(Figure data in JSON)
+-------+

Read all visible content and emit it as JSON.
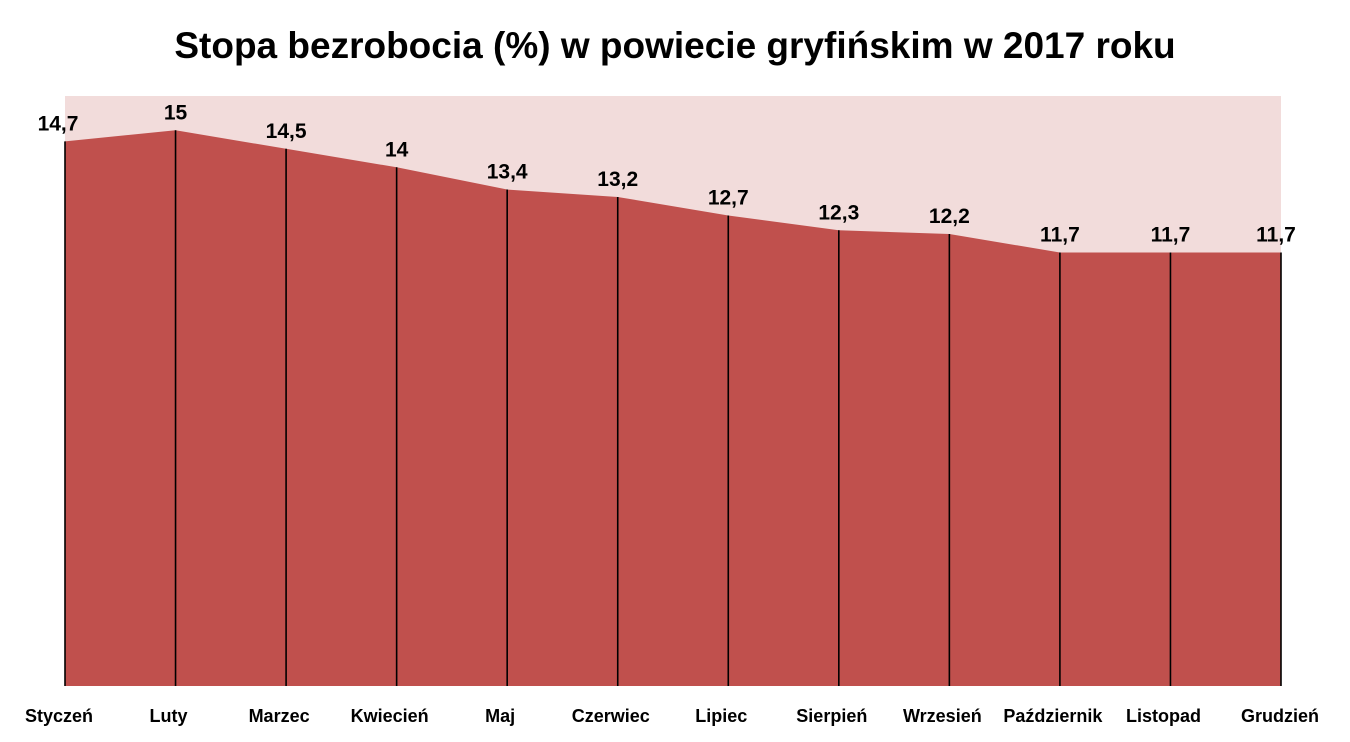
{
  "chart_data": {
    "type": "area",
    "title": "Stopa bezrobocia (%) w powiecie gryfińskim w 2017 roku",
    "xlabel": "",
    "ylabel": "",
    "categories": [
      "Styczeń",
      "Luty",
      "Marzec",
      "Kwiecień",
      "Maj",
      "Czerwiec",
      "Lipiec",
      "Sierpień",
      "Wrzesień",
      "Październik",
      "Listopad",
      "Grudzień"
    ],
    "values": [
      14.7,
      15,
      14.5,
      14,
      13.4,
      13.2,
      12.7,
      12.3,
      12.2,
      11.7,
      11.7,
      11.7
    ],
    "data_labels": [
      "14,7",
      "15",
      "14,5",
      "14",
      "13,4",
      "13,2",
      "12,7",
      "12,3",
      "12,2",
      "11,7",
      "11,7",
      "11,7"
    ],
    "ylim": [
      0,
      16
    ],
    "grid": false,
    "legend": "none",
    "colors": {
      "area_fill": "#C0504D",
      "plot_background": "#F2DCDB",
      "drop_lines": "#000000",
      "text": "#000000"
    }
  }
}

+-------+

> _STATED PROBLEM_
Leave out the pictures and print each record exactly as it stands.

> _ANSWER BELOW_
Read all visible content and emit it as JSON.
{
  "chart_data": {
    "type": "area",
    "title": "Stopa bezrobocia (%) w powiecie gryfińskim w 2017 roku",
    "xlabel": "",
    "ylabel": "",
    "categories": [
      "Styczeń",
      "Luty",
      "Marzec",
      "Kwiecień",
      "Maj",
      "Czerwiec",
      "Lipiec",
      "Sierpień",
      "Wrzesień",
      "Październik",
      "Listopad",
      "Grudzień"
    ],
    "values": [
      14.7,
      15,
      14.5,
      14,
      13.4,
      13.2,
      12.7,
      12.3,
      12.2,
      11.7,
      11.7,
      11.7
    ],
    "data_labels": [
      "14,7",
      "15",
      "14,5",
      "14",
      "13,4",
      "13,2",
      "12,7",
      "12,3",
      "12,2",
      "11,7",
      "11,7",
      "11,7"
    ],
    "ylim": [
      0,
      16
    ],
    "grid": false,
    "legend": "none",
    "colors": {
      "area_fill": "#C0504D",
      "plot_background": "#F2DCDB",
      "drop_lines": "#000000",
      "text": "#000000"
    }
  }
}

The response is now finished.